- REQUIRED TASK -
Locate the lines where "during" occurs and copy them as they stand.

- RECORD LIST -
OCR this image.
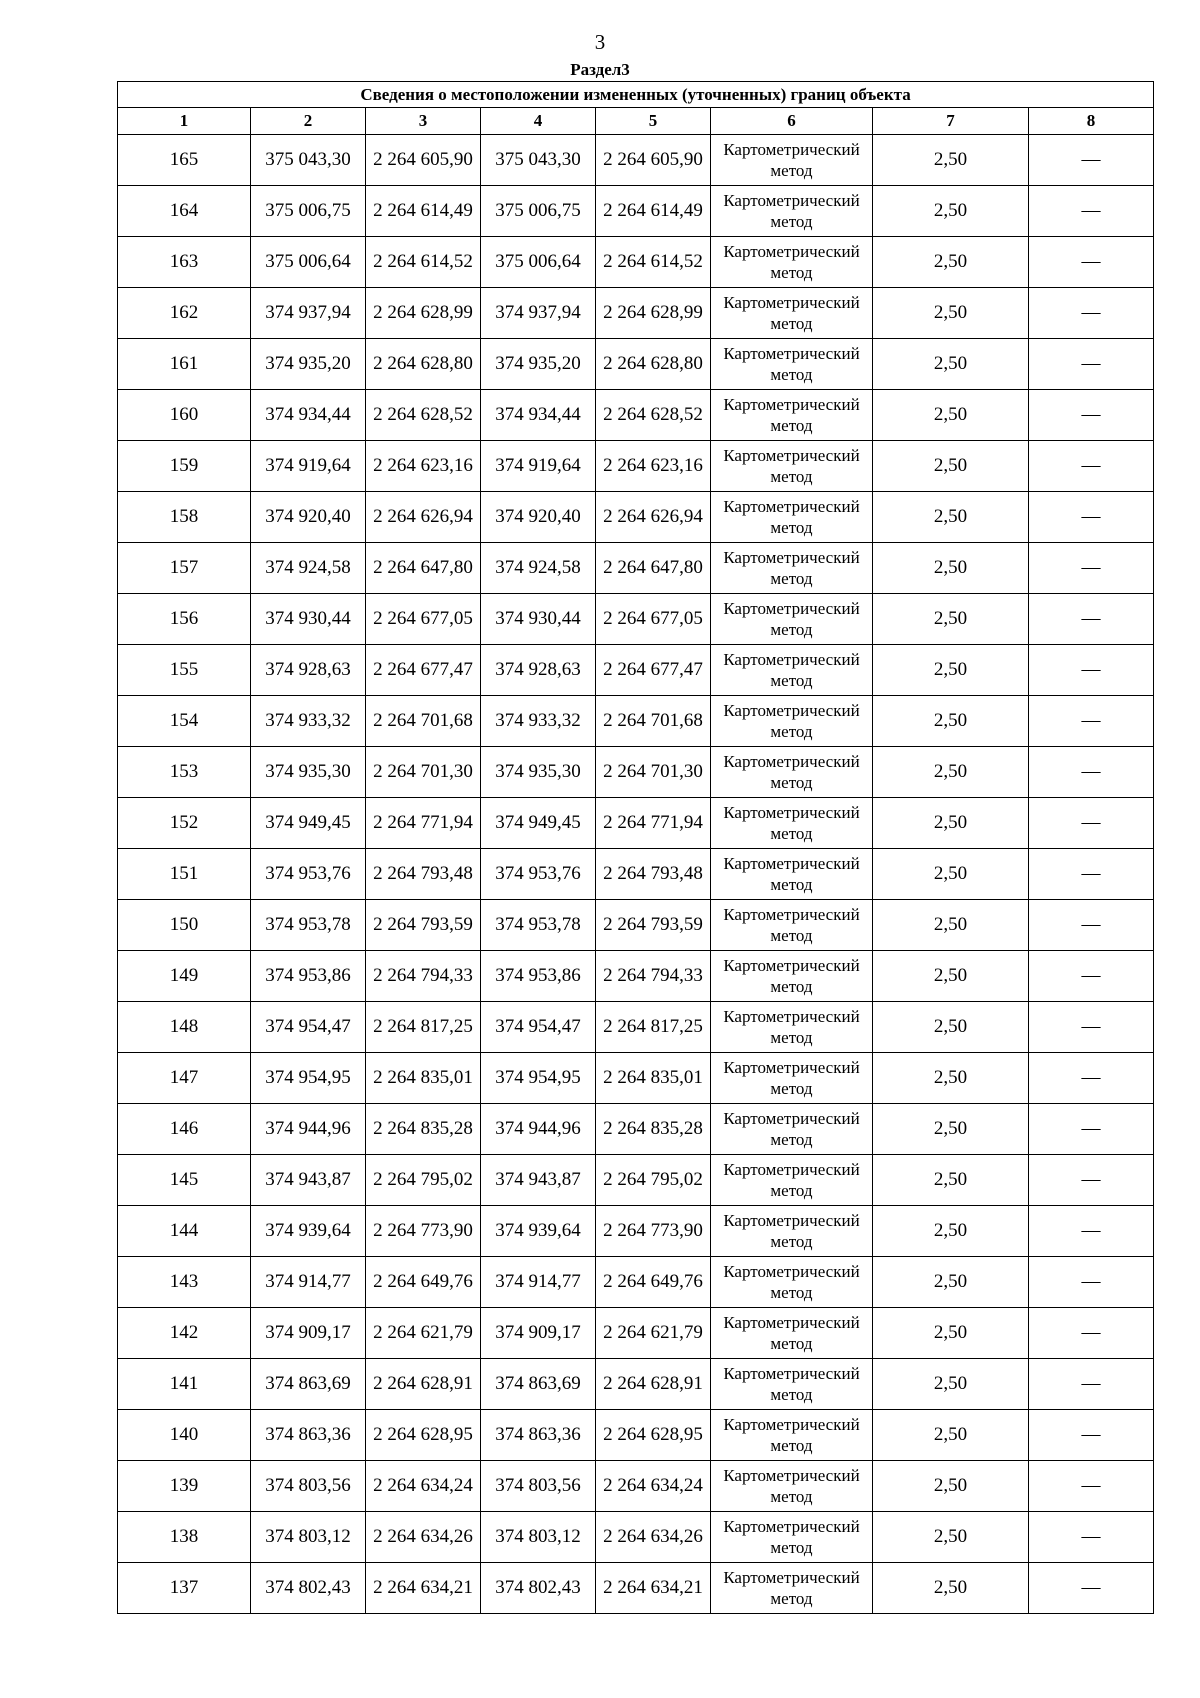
3
Раздел3
Сведения о местоположении измененных (уточненных) границ объекта							
1	2	3	4	5	6	7	8
165	375 043,30	2 264 605,90	375 043,30	2 264 605,90	Картометрический метод	2,50	—
164	375 006,75	2 264 614,49	375 006,75	2 264 614,49	Картометрический метод	2,50	—
163	375 006,64	2 264 614,52	375 006,64	2 264 614,52	Картометрический метод	2,50	—
162	374 937,94	2 264 628,99	374 937,94	2 264 628,99	Картометрический метод	2,50	—
161	374 935,20	2 264 628,80	374 935,20	2 264 628,80	Картометрический метод	2,50	—
160	374 934,44	2 264 628,52	374 934,44	2 264 628,52	Картометрический метод	2,50	—
159	374 919,64	2 264 623,16	374 919,64	2 264 623,16	Картометрический метод	2,50	—
158	374 920,40	2 264 626,94	374 920,40	2 264 626,94	Картометрический метод	2,50	—
157	374 924,58	2 264 647,80	374 924,58	2 264 647,80	Картометрический метод	2,50	—
156	374 930,44	2 264 677,05	374 930,44	2 264 677,05	Картометрический метод	2,50	—
155	374 928,63	2 264 677,47	374 928,63	2 264 677,47	Картометрический метод	2,50	—
154	374 933,32	2 264 701,68	374 933,32	2 264 701,68	Картометрический метод	2,50	—
153	374 935,30	2 264 701,30	374 935,30	2 264 701,30	Картометрический метод	2,50	—
152	374 949,45	2 264 771,94	374 949,45	2 264 771,94	Картометрический метод	2,50	—
151	374 953,76	2 264 793,48	374 953,76	2 264 793,48	Картометрический метод	2,50	—
150	374 953,78	2 264 793,59	374 953,78	2 264 793,59	Картометрический метод	2,50	—
149	374 953,86	2 264 794,33	374 953,86	2 264 794,33	Картометрический метод	2,50	—
148	374 954,47	2 264 817,25	374 954,47	2 264 817,25	Картометрический метод	2,50	—
147	374 954,95	2 264 835,01	374 954,95	2 264 835,01	Картометрический метод	2,50	—
146	374 944,96	2 264 835,28	374 944,96	2 264 835,28	Картометрический метод	2,50	—
145	374 943,87	2 264 795,02	374 943,87	2 264 795,02	Картометрический метод	2,50	—
144	374 939,64	2 264 773,90	374 939,64	2 264 773,90	Картометрический метод	2,50	—
143	374 914,77	2 264 649,76	374 914,77	2 264 649,76	Картометрический метод	2,50	—
142	374 909,17	2 264 621,79	374 909,17	2 264 621,79	Картометрический метод	2,50	—
141	374 863,69	2 264 628,91	374 863,69	2 264 628,91	Картометрический метод	2,50	—
140	374 863,36	2 264 628,95	374 863,36	2 264 628,95	Картометрический метод	2,50	—
139	374 803,56	2 264 634,24	374 803,56	2 264 634,24	Картометрический метод	2,50	—
138	374 803,12	2 264 634,26	374 803,12	2 264 634,26	Картометрический метод	2,50	—
137	374 802,43	2 264 634,21	374 802,43	2 264 634,21	Картометрический метод	2,50	—
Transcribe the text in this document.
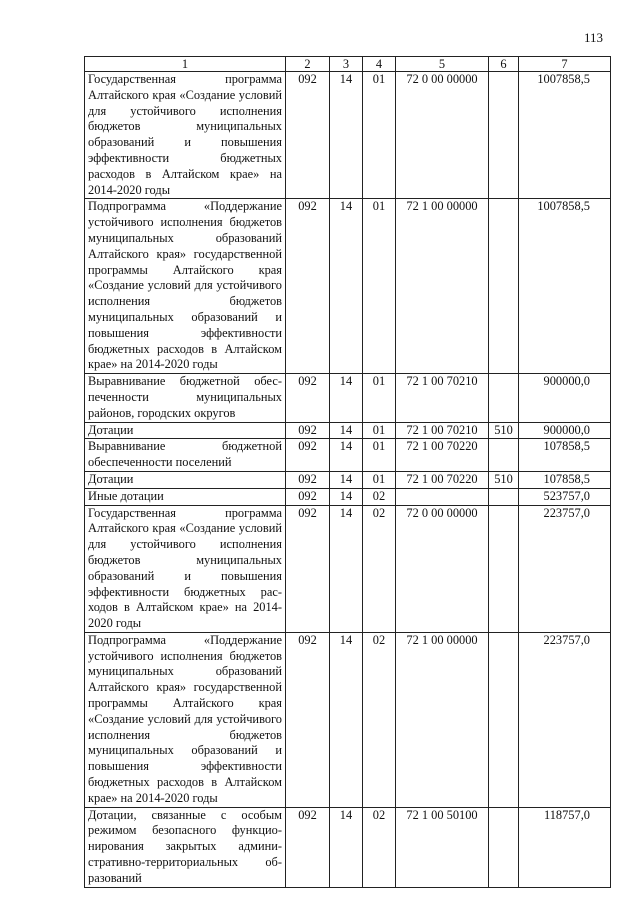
113
1	2	3	4	5	6	7
Государственная программа Алтайского края «Создание условий для устойчивого исполнения бюджетов муниципальных образований и повышения эффективности бюджетных расходов в Алтайском крае» на 2014-2020 годы	092	14	01	72 0 00 00000		1007858,5
Подпрограмма «Поддержание устойчивого исполнения бюджетов муниципальных образований Алтайского края» государственной программы Алтайского края «Создание условий для устойчивого исполнения бюджетов муниципальных образований и повышения эффективности бюджетных расходов в Алтайском крае» на 2014-2020 годы	092	14	01	72 1 00 00000		1007858,5
Выравнивание бюджетной обеспеченности муниципальных районов, городских округов	092	14	01	72 1 00 70210		900000,0
Дотации	092	14	01	72 1 00 70210	510	900000,0
Выравнивание бюджетной обеспеченности поселений	092	14	01	72 1 00 70220		107858,5
Дотации	092	14	01	72 1 00 70220	510	107858,5
Иные дотации	092	14	02			523757,0
Государственная программа Алтайского края «Создание условий для устойчивого исполнения бюджетов муниципальных образований и повышения эффективности бюджетных расходов в Алтайском крае» на 2014-2020 годы	092	14	02	72 0 00 00000		223757,0
Подпрограмма «Поддержание устойчивого исполнения бюджетов муниципальных образований Алтайского края» государственной программы Алтайского края «Создание условий для устойчивого исполнения бюджетов муниципальных образований и повышения эффективности бюджетных расходов в Алтайском крае» на 2014-2020 годы	092	14	02	72 1 00 00000		223757,0
Дотации, связанные с особым режимом безопасного функционирования закрытых административно-территориальных образований	092	14	02	72 1 00 50100		118757,0
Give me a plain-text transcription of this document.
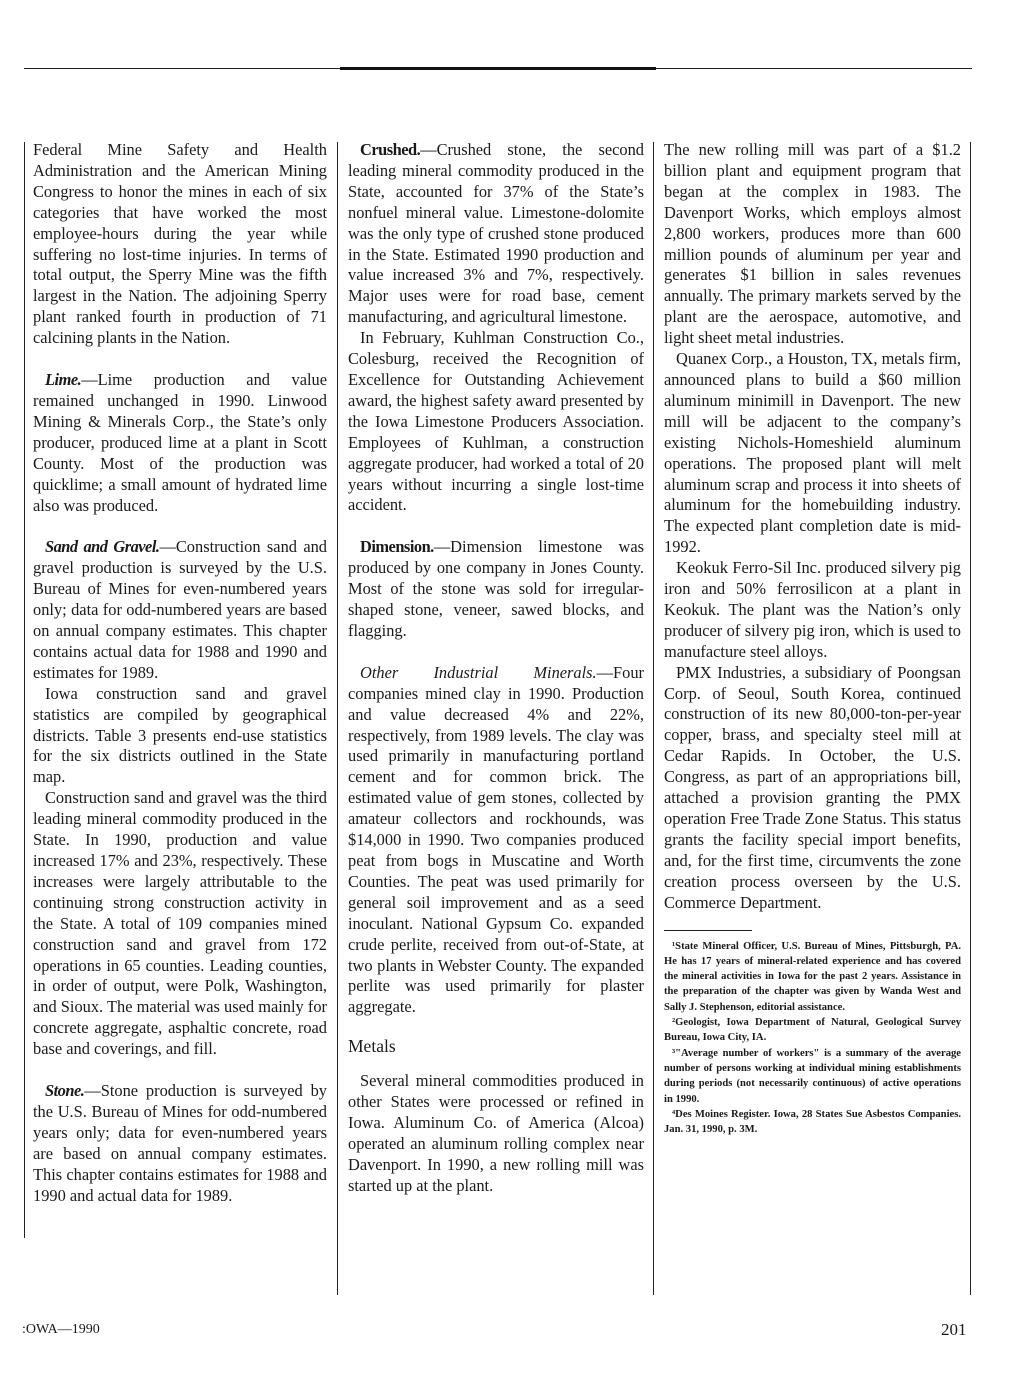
Federal Mine Safety and Health Administration and the American Mining Congress to honor the mines in each of six categories that have worked the most employee-hours during the year while suffering no lost-time injuries. In terms of total output, the Sperry Mine was the fifth largest in the Nation. The adjoining Sperry plant ranked fourth in production of 71 calcining plants in the Nation.

Lime.—Lime production and value remained unchanged in 1990. Linwood Mining & Minerals Corp., the State’s only producer, produced lime at a plant in Scott County. Most of the production was quicklime; a small amount of hydrated lime also was produced.

Sand and Gravel.—Construction sand and gravel production is surveyed by the U.S. Bureau of Mines for even-numbered years only; data for odd-numbered years are based on annual company estimates. This chapter contains actual data for 1988 and 1990 and estimates for 1989.

Iowa construction sand and gravel statistics are compiled by geographical districts. Table 3 presents end-use statistics for the six districts outlined in the State map.

Construction sand and gravel was the third leading mineral commodity produced in the State. In 1990, production and value increased 17% and 23%, respectively. These increases were largely attributable to the continuing strong construction activity in the State. A total of 109 companies mined construction sand and gravel from 172 operations in 65 counties. Leading counties, in order of output, were Polk, Washington, and Sioux. The material was used mainly for concrete aggregate, asphaltic concrete, road base and coverings, and fill.

Stone.—Stone production is surveyed by the U.S. Bureau of Mines for odd-numbered years only; data for even-numbered years are based on annual company estimates. This chapter contains estimates for 1988 and 1990 and actual data for 1989.

Crushed.—Crushed stone, the second leading mineral commodity produced in the State, accounted for 37% of the State’s nonfuel mineral value. Limestone-dolomite was the only type of crushed stone produced in the State. Estimated 1990 production and value increased 3% and 7%, respectively. Major uses were for road base, cement manufacturing, and agricultural limestone.

In February, Kuhlman Construction Co., Colesburg, received the Recognition of Excellence for Outstanding Achievement award, the highest safety award presented by the Iowa Limestone Producers Association. Employees of Kuhlman, a construction aggregate producer, had worked a total of 20 years without incurring a single lost-time accident.

Dimension.—Dimension limestone was produced by one company in Jones County. Most of the stone was sold for irregular-shaped stone, veneer, sawed blocks, and flagging.

Other Industrial Minerals.—Four companies mined clay in 1990. Production and value decreased 4% and 22%, respectively, from 1989 levels. The clay was used primarily in manufacturing portland cement and for common brick. The estimated value of gem stones, collected by amateur collectors and rockhounds, was $14,000 in 1990. Two companies produced peat from bogs in Muscatine and Worth Counties. The peat was used primarily for general soil improvement and as a seed inoculant. National Gypsum Co. expanded crude perlite, received from out-of-State, at two plants in Webster County. The expanded perlite was used primarily for plaster aggregate.

Metals

Several mineral commodities produced in other States were processed or refined in Iowa. Aluminum Co. of America (Alcoa) operated an aluminum rolling complex near Davenport. In 1990, a new rolling mill was started up at the plant.

The new rolling mill was part of a $1.2 billion plant and equipment program that began at the complex in 1983. The Davenport Works, which employs almost 2,800 workers, produces more than 600 million pounds of aluminum per year and generates $1 billion in sales revenues annually. The primary markets served by the plant are the aerospace, automotive, and light sheet metal industries.

Quanex Corp., a Houston, TX, metals firm, announced plans to build a $60 million aluminum minimill in Davenport. The new mill will be adjacent to the company’s existing Nichols-Homeshield aluminum operations. The proposed plant will melt aluminum scrap and process it into sheets of aluminum for the homebuilding industry. The expected plant completion date is mid-1992.

Keokuk Ferro-Sil Inc. produced silvery pig iron and 50% ferrosilicon at a plant in Keokuk. The plant was the Nation’s only producer of silvery pig iron, which is used to manufacture steel alloys.

PMX Industries, a subsidiary of Poongsan Corp. of Seoul, South Korea, continued construction of its new 80,000-ton-per-year copper, brass, and specialty steel mill at Cedar Rapids. In October, the U.S. Congress, as part of an appropriations bill, attached a provision granting the PMX operation Free Trade Zone Status. This status grants the facility special import benefits, and, for the first time, circumvents the zone creation process overseen by the U.S. Commerce Department.

¹State Mineral Officer, U.S. Bureau of Mines, Pittsburgh, PA. He has 17 years of mineral-related experience and has covered the mineral activities in Iowa for the past 2 years. Assistance in the preparation of the chapter was given by Wanda West and Sally J. Stephenson, editorial assistance.

²Geologist, Iowa Department of Natural, Geological Survey Bureau, Iowa City, IA.

³"Average number of workers" is a summary of the average number of persons working at individual mining establishments during periods (not necessarily continuous) of active operations in 1990.

⁴Des Moines Register. Iowa, 28 States Sue Asbestos Companies. Jan. 31, 1990, p. 3M.

:OWA—1990	201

- RESPONSE TO THE EXERCISE -
Federal Mine Safety and Health Administration and the American Mining Congress to honor the mines in each of six categories that have worked the most employee-hours during the year while suffering no lost-time injuries. In terms of total output, the Sperry Mine was the fifth largest in the Nation. The adjoining Sperry plant ranked fourth in production of 71 calcining plants in the Nation.
³"Average number of workers" is a summary of the average number of persons working at individual mining establishments during periods (not necessarily continuous) of active operations in 1990.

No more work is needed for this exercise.